Record list:
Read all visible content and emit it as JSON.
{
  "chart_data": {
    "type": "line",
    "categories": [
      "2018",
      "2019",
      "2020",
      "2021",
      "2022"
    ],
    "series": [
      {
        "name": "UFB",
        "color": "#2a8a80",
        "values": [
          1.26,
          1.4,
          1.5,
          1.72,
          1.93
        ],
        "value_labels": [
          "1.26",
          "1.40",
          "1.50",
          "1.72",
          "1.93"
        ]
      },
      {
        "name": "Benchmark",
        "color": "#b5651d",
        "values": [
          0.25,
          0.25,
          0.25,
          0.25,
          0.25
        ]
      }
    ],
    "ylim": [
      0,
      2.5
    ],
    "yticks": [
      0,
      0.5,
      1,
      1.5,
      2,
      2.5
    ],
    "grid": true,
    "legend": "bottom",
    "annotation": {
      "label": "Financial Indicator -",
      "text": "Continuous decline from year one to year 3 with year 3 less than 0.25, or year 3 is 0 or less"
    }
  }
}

What is required: Every record shown above must be echoed exactly.

Problem solution:
Read all visible content and emit it as JSON.
{
  "chart_data": {
    "type": "line",
    "categories": [
      "2018",
      "2019",
      "2020",
      "2021",
      "2022"
    ],
    "series": [
      {
        "name": "UFB",
        "color": "#2a8a80",
        "values": [
          1.26,
          1.4,
          1.5,
          1.72,
          1.93
        ],
        "value_labels": [
          "1.26",
          "1.40",
          "1.50",
          "1.72",
          "1.93"
        ]
      },
      {
        "name": "Benchmark",
        "color": "#b5651d",
        "values": [
          0.25,
          0.25,
          0.25,
          0.25,
          0.25
        ]
      }
    ],
    "ylim": [
      0,
      2.5
    ],
    "yticks": [
      0,
      0.5,
      1,
      1.5,
      2,
      2.5
    ],
    "grid": true,
    "legend": "bottom",
    "annotation": {
      "label": "Financial Indicator -",
      "text": "Continuous decline from year one to year 3 with year 3 less than 0.25, or year 3 is 0 or less"
    }
  }
}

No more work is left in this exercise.